What the exercise asks: The entries below are to be transcribed in full, without their images.

Supplied records:

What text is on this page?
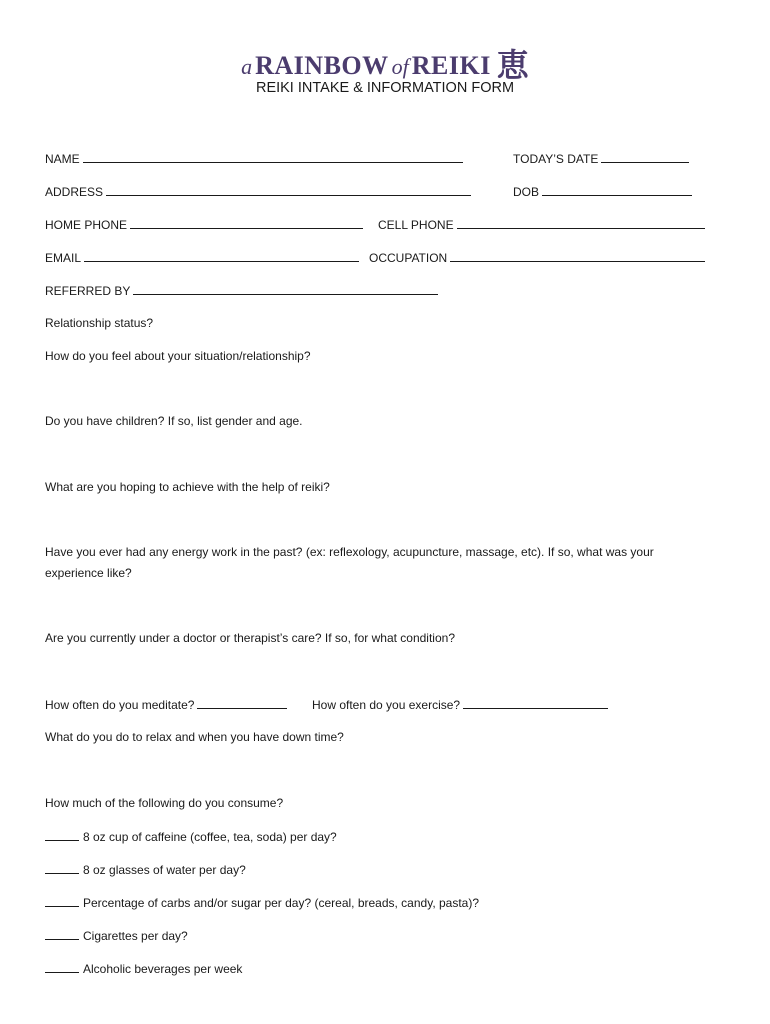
a RAINBOW of REIKI 恵
REIKI INTAKE & INFORMATION FORM
NAME	TODAY’S DATE
ADDRESS	DOB
HOME PHONE	CELL PHONE
EMAIL	OCCUPATION
REFERRED BY
Relationship status?
How do you feel about your situation/relationship?
Do you have children? If so, list gender and age.
What are you hoping to achieve with the help of reiki?
Have you ever had any energy work in the past? (ex: reflexology, acupuncture, massage, etc). If so, what was your experience like?
Are you currently under a doctor or therapist’s care? If so, for what condition?
How often do you meditate?	How often do you exercise?
What do you do to relax and when you have down time?
How much of the following do you consume?
8 oz cup of caffeine (coffee, tea, soda) per day?
8 oz glasses of water per day?
Percentage of carbs and/or sugar per day? (cereal, breads, candy, pasta)?
Cigarettes per day?
Alcoholic beverages per week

Task output:
What text is on this page?
a RAINBOW of REIKI 恵
REIKI INTAKE & INFORMATION FORM
NAME	TODAY’S DATE
ADDRESS	DOB
HOME PHONE	CELL PHONE
EMAIL	OCCUPATION
REFERRED BY
Relationship status?
How do you feel about your situation/relationship?
Do you have children? If so, list gender and age.
What are you hoping to achieve with the help of reiki?
Have you ever had any energy work in the past? (ex: reflexology, acupuncture, massage, etc). If so, what was your experience like?
Are you currently under a doctor or therapist’s care? If so, for what condition?
How often do you meditate?	How often do you exercise?
What do you do to relax and when you have down time?
How much of the following do you consume?
8 oz cup of caffeine (coffee, tea, soda) per day?
8 oz glasses of water per day?
Percentage of carbs and/or sugar per day? (cereal, breads, candy, pasta)?
Cigarettes per day?
Alcoholic beverages per week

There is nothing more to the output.